### WHAT TO WORK ON
Pull out every line from the listing that has the word "joint".

Dataset entries
* START *

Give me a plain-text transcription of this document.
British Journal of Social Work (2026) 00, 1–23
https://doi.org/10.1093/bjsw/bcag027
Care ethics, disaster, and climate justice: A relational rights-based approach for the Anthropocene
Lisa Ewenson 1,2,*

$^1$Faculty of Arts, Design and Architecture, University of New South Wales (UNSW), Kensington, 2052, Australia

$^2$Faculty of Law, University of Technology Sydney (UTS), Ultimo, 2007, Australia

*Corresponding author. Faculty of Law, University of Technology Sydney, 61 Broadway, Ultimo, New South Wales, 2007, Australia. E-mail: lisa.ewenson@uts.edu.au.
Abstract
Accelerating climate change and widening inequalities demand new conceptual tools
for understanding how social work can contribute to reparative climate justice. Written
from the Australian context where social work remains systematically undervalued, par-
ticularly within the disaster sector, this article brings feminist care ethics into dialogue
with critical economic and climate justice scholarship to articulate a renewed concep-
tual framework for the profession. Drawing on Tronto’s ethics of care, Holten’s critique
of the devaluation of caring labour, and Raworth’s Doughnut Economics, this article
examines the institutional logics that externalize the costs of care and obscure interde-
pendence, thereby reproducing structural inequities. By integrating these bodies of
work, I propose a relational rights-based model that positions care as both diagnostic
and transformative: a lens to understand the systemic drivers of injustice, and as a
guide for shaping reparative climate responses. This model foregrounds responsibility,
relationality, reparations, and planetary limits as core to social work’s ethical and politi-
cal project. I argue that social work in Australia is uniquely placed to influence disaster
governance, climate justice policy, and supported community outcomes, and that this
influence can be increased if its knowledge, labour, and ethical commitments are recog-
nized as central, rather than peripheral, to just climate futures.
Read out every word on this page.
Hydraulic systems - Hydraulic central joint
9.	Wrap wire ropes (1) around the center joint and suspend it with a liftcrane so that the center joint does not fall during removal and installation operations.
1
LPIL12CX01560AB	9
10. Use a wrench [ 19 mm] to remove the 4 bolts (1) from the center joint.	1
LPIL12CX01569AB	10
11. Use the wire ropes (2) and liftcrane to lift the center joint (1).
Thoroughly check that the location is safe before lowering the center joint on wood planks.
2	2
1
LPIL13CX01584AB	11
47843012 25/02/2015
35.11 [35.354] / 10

* END *

### THE COMPLETED TASK
Hydraulic systems - Hydraulic central joint
9.	Wrap wire ropes (1) around the center joint and suspend it with a liftcrane so that the center joint does not fall during removal and installation operations.
10. Use a wrench [ 19 mm] to remove the 4 bolts (1) from the center joint.	1
11. Use the wire ropes (2) and liftcrane to lift the center joint (1).
Thoroughly check that the location is safe before lowering the center joint on wood planks.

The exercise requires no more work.